_Requirement_: Transcribe every line, keeping it exact.

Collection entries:
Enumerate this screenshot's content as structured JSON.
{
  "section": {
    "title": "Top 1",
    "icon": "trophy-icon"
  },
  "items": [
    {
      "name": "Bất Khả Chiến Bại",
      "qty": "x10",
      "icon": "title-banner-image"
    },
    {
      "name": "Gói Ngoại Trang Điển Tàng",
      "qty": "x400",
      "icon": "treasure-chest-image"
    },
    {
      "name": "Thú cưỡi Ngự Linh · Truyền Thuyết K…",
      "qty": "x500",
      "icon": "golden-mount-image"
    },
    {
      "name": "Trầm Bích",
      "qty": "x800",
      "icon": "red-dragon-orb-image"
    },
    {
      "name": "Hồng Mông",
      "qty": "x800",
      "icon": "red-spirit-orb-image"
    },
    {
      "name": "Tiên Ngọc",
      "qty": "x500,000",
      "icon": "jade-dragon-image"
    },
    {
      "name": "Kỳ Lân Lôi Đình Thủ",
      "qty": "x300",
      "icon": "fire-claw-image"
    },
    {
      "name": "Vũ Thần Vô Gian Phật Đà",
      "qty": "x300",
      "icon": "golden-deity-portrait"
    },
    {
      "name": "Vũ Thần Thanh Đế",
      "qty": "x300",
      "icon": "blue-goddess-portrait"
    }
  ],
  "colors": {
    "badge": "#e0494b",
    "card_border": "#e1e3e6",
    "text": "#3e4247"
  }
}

_Output below_:
Enumerate this screenshot's content as structured JSON.
{
  "section": {
    "title": "Top 1",
    "icon": "trophy-icon"
  },
  "items": [
    {
      "name": "Bất Khả Chiến Bại",
      "qty": "x10",
      "icon": "title-banner-image"
    },
    {
      "name": "Gói Ngoại Trang Điển Tàng",
      "qty": "x400",
      "icon": "treasure-chest-image"
    },
    {
      "name": "Thú cưỡi Ngự Linh · Truyền Thuyết K…",
      "qty": "x500",
      "icon": "golden-mount-image"
    },
    {
      "name": "Trầm Bích",
      "qty": "x800",
      "icon": "red-dragon-orb-image"
    },
    {
      "name": "Hồng Mông",
      "qty": "x800",
      "icon": "red-spirit-orb-image"
    },
    {
      "name": "Tiên Ngọc",
      "qty": "x500,000",
      "icon": "jade-dragon-image"
    },
    {
      "name": "Kỳ Lân Lôi Đình Thủ",
      "qty": "x300",
      "icon": "fire-claw-image"
    },
    {
      "name": "Vũ Thần Vô Gian Phật Đà",
      "qty": "x300",
      "icon": "golden-deity-portrait"
    },
    {
      "name": "Vũ Thần Thanh Đế",
      "qty": "x300",
      "icon": "blue-goddess-portrait"
    }
  ],
  "colors": {
    "badge": "#e0494b",
    "card_border": "#e1e3e6",
    "text": "#3e4247"
  }
}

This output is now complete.